▶ _REQUIRED WORK_:
Return the full listing exactly as it is written.

-*-

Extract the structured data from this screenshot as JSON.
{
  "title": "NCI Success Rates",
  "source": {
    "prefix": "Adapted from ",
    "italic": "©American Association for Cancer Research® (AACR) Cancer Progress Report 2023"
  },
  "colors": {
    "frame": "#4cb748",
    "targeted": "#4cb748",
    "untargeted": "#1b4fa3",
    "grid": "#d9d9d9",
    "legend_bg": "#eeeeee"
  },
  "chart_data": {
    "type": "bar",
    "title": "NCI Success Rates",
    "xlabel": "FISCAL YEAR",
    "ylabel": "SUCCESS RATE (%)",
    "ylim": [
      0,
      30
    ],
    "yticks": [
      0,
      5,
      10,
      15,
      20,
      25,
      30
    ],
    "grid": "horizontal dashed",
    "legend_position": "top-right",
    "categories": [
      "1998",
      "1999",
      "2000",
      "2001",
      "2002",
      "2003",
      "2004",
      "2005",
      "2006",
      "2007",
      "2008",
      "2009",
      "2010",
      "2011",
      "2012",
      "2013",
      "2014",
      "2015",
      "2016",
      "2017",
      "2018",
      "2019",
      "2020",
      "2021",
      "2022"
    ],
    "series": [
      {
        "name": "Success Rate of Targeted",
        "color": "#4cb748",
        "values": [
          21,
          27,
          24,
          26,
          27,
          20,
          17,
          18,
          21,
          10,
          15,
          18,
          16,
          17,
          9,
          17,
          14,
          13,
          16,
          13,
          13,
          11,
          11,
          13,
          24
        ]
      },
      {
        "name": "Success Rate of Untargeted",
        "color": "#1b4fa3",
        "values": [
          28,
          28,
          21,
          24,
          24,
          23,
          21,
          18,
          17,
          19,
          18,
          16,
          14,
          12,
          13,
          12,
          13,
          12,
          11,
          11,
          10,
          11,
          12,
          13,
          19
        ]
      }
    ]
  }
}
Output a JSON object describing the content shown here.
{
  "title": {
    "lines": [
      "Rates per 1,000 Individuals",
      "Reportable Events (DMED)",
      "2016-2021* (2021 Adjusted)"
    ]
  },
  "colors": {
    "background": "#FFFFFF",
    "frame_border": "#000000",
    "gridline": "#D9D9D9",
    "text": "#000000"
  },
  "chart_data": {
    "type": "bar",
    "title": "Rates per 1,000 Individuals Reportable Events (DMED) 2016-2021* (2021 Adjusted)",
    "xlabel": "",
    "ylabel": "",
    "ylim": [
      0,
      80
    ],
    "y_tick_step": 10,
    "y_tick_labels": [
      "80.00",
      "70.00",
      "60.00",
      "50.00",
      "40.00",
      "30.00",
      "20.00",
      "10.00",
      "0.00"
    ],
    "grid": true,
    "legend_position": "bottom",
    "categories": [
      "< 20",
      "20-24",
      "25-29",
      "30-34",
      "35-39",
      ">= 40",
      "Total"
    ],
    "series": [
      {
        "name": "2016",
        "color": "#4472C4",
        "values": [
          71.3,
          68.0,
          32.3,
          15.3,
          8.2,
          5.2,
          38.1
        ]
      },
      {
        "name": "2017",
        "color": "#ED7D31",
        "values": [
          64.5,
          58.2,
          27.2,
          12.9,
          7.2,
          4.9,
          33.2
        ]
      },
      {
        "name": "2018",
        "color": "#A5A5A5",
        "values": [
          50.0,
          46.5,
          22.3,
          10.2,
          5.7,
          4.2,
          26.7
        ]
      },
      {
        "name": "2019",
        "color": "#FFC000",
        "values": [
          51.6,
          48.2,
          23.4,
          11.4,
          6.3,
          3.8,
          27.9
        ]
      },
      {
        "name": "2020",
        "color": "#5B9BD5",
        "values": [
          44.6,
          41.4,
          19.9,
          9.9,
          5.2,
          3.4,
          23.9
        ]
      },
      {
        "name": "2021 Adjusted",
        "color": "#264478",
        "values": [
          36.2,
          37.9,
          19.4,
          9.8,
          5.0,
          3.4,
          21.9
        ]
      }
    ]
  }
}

-*-

▶ _RESPONSE TO THE TASK_:
Extract the structured data from this screenshot as JSON.
{
  "title": "NCI Success Rates",
  "source": {
    "prefix": "Adapted from ",
    "italic": "©American Association for Cancer Research® (AACR) Cancer Progress Report 2023"
  },
  "colors": {
    "frame": "#4cb748",
    "targeted": "#4cb748",
    "untargeted": "#1b4fa3",
    "grid": "#d9d9d9",
    "legend_bg": "#eeeeee"
  },
  "chart_data": {
    "type": "bar",
    "title": "NCI Success Rates",
    "xlabel": "FISCAL YEAR",
    "ylabel": "SUCCESS RATE (%)",
    "ylim": [
      0,
      30
    ],
    "yticks": [
      0,
      5,
      10,
      15,
      20,
      25,
      30
    ],
    "grid": "horizontal dashed",
    "legend_position": "top-right",
    "categories": [
      "1998",
      "1999",
      "2000",
      "2001",
      "2002",
      "2003",
      "2004",
      "2005",
      "2006",
      "2007",
      "2008",
      "2009",
      "2010",
      "2011",
      "2012",
      "2013",
      "2014",
      "2015",
      "2016",
      "2017",
      "2018",
      "2019",
      "2020",
      "2021",
      "2022"
    ],
    "series": [
      {
        "name": "Success Rate of Targeted",
        "color": "#4cb748",
        "values": [
          21,
          27,
          24,
          26,
          27,
          20,
          17,
          18,
          21,
          10,
          15,
          18,
          16,
          17,
          9,
          17,
          14,
          13,
          16,
          13,
          13,
          11,
          11,
          13,
          24
        ]
      },
      {
        "name": "Success Rate of Untargeted",
        "color": "#1b4fa3",
        "values": [
          28,
          28,
          21,
          24,
          24,
          23,
          21,
          18,
          17,
          19,
          18,
          16,
          14,
          12,
          13,
          12,
          13,
          12,
          11,
          11,
          10,
          11,
          12,
          13,
          19
        ]
      }
    ]
  }
}
Output a JSON object describing the content shown here.
{
  "title": {
    "lines": [
      "Rates per 1,000 Individuals",
      "Reportable Events (DMED)",
      "2016-2021* (2021 Adjusted)"
    ]
  },
  "colors": {
    "background": "#FFFFFF",
    "frame_border": "#000000",
    "gridline": "#D9D9D9",
    "text": "#000000"
  },
  "chart_data": {
    "type": "bar",
    "title": "Rates per 1,000 Individuals Reportable Events (DMED) 2016-2021* (2021 Adjusted)",
    "xlabel": "",
    "ylabel": "",
    "ylim": [
      0,
      80
    ],
    "y_tick_step": 10,
    "y_tick_labels": [
      "80.00",
      "70.00",
      "60.00",
      "50.00",
      "40.00",
      "30.00",
      "20.00",
      "10.00",
      "0.00"
    ],
    "grid": true,
    "legend_position": "bottom",
    "categories": [
      "< 20",
      "20-24",
      "25-29",
      "30-34",
      "35-39",
      ">= 40",
      "Total"
    ],
    "series": [
      {
        "name": "2016",
        "color": "#4472C4",
        "values": [
          71.3,
          68.0,
          32.3,
          15.3,
          8.2,
          5.2,
          38.1
        ]
      },
      {
        "name": "2017",
        "color": "#ED7D31",
        "values": [
          64.5,
          58.2,
          27.2,
          12.9,
          7.2,
          4.9,
          33.2
        ]
      },
      {
        "name": "2018",
        "color": "#A5A5A5",
        "values": [
          50.0,
          46.5,
          22.3,
          10.2,
          5.7,
          4.2,
          26.7
        ]
      },
      {
        "name": "2019",
        "color": "#FFC000",
        "values": [
          51.6,
          48.2,
          23.4,
          11.4,
          6.3,
          3.8,
          27.9
        ]
      },
      {
        "name": "2020",
        "color": "#5B9BD5",
        "values": [
          44.6,
          41.4,
          19.9,
          9.9,
          5.2,
          3.4,
          23.9
        ]
      },
      {
        "name": "2021 Adjusted",
        "color": "#264478",
        "values": [
          36.2,
          37.9,
          19.4,
          9.8,
          5.0,
          3.4,
          21.9
        ]
      }
    ]
  }
}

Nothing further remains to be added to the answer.